**** EXERCISE INPUTS

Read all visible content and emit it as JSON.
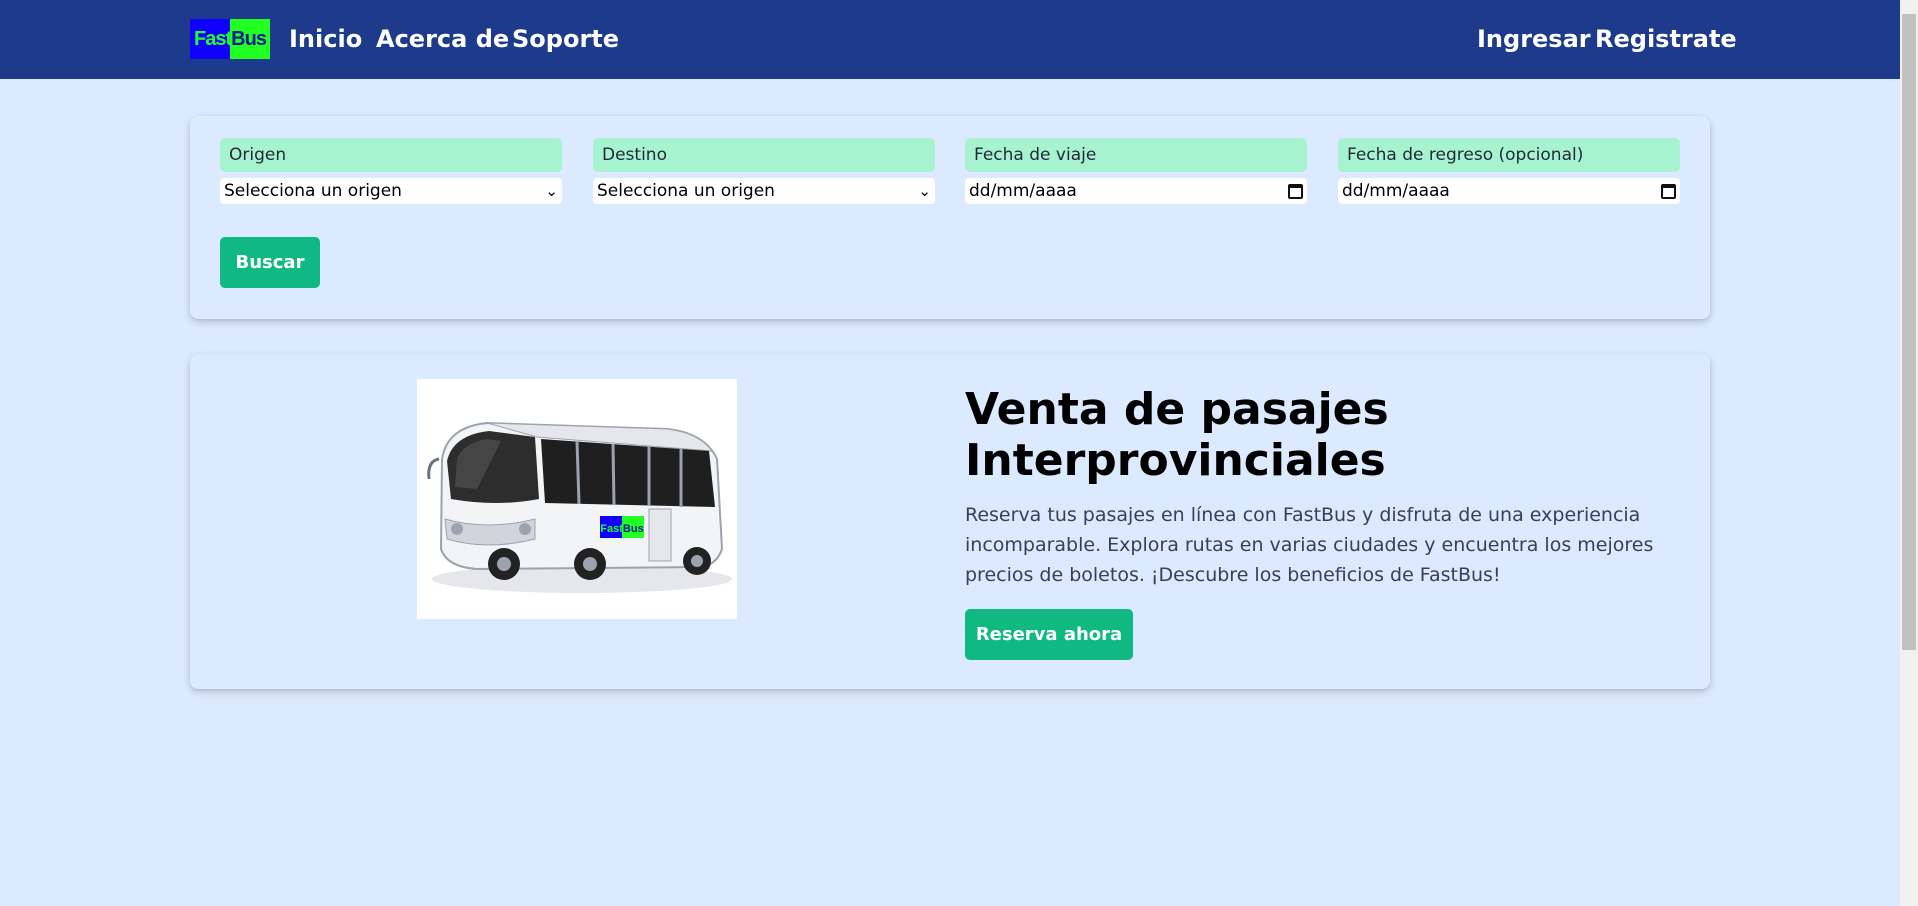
{
  "nav": {
    "logo_left": "Fast",
    "logo_right": "Bus",
    "links": [
      "Inicio",
      "Acerca de",
      "Soporte"
    ],
    "auth": {
      "login": "Ingresar",
      "register": "Registrate"
    }
  },
  "search": {
    "fields": [
      {
        "label": "Origen",
        "value": "Selecciona un origen",
        "type": "select"
      },
      {
        "label": "Destino",
        "value": "Selecciona un origen",
        "type": "select"
      },
      {
        "label": "Fecha de viaje",
        "value": "dd/mm/aaaa",
        "type": "date"
      },
      {
        "label": "Fecha de regreso (opcional)",
        "value": "dd/mm/aaaa",
        "type": "date"
      }
    ],
    "button": "Buscar"
  },
  "hero": {
    "title": "Venta de pasajes Interprovinciales",
    "description": "Reserva tus pasajes en línea con FastBus y disfruta de una experiencia incomparable. Explora rutas en varias ciudades y encuentra los mejores precios de boletos. ¡Descubre los beneficios de FastBus!",
    "button": "Reserva ahora",
    "bus_logo_left": "Fast",
    "bus_logo_right": "Bus"
  },
  "colors": {
    "navbar": "#1e3a8a",
    "page_bg": "#dbeafe",
    "label_bg": "#a7f3d0",
    "button": "#10b981"
  },
  "icons": {
    "select": "chevron-down-icon",
    "date": "calendar-icon"
  }
}
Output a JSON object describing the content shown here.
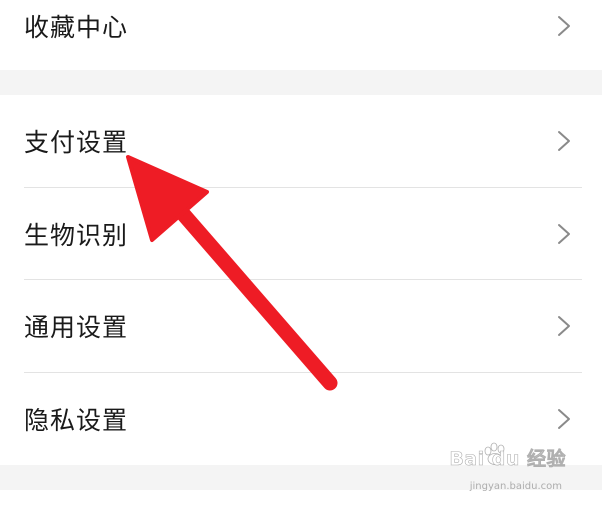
{
  "settings": {
    "top_item": {
      "label": "收藏中心"
    },
    "items": [
      {
        "label": "支付设置"
      },
      {
        "label": "生物识别"
      },
      {
        "label": "通用设置"
      },
      {
        "label": "隐私设置"
      }
    ]
  },
  "annotation": {
    "arrow_color": "#ee1c25",
    "points_to": "支付设置"
  },
  "watermark": {
    "brand": "Bai du 经验",
    "url": "jingyan.baidu.com"
  },
  "icons": {
    "chevron": "chevron-right-icon",
    "watermark_logo": "baidu-paw-icon"
  }
}
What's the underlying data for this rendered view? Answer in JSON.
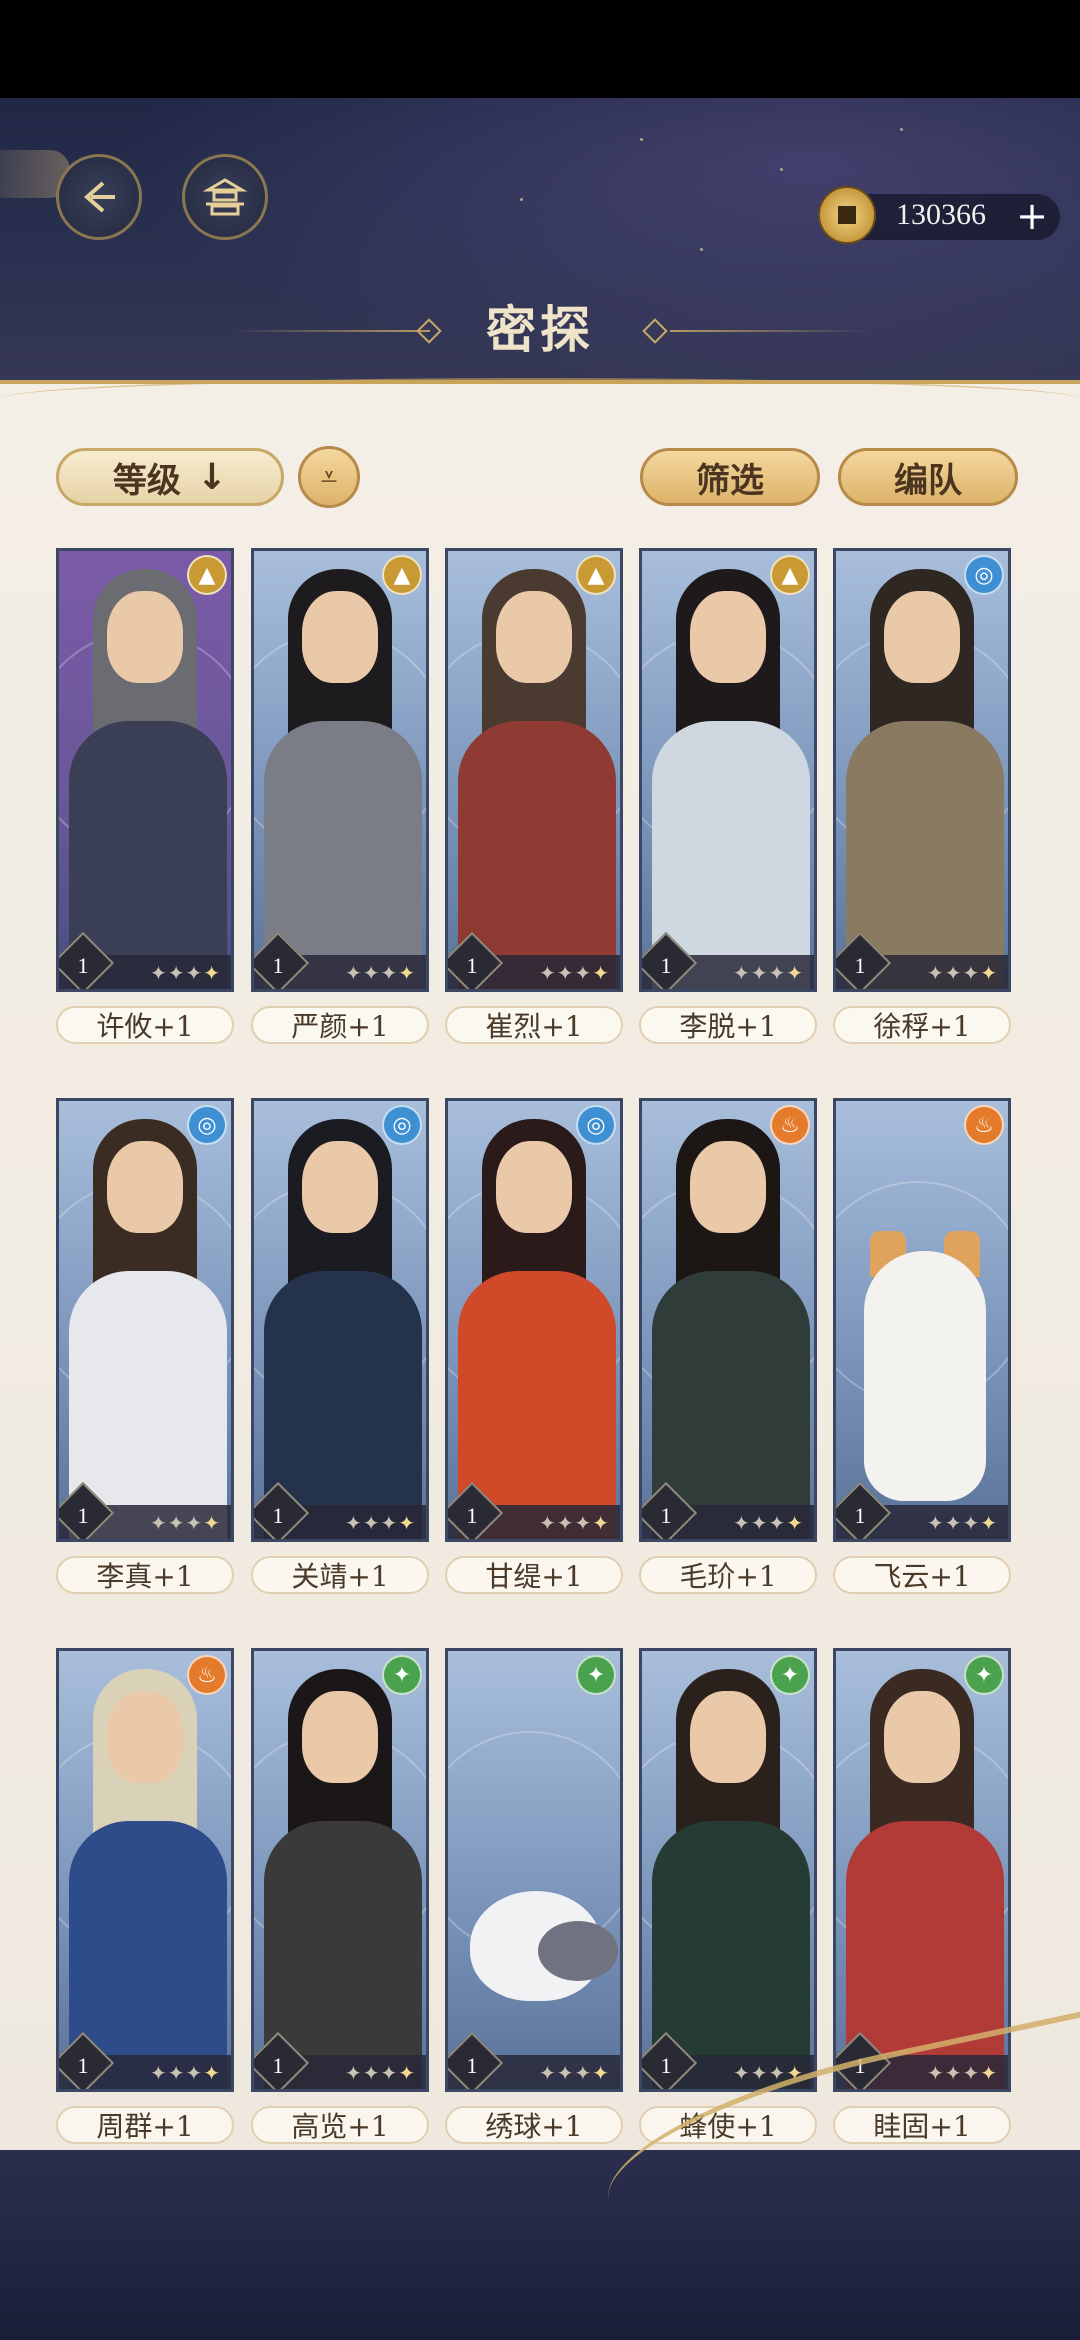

********

=== YOUR OBJECTIVE ===
Search the data for "JSON" and list every line in which it occurs.

=== RESPONSE BELOW ===
Read all visible content and emit it as JSON.
Output a JSON object describing the content shown here.
What's the underlying data for this rendered view? Answer in JSON.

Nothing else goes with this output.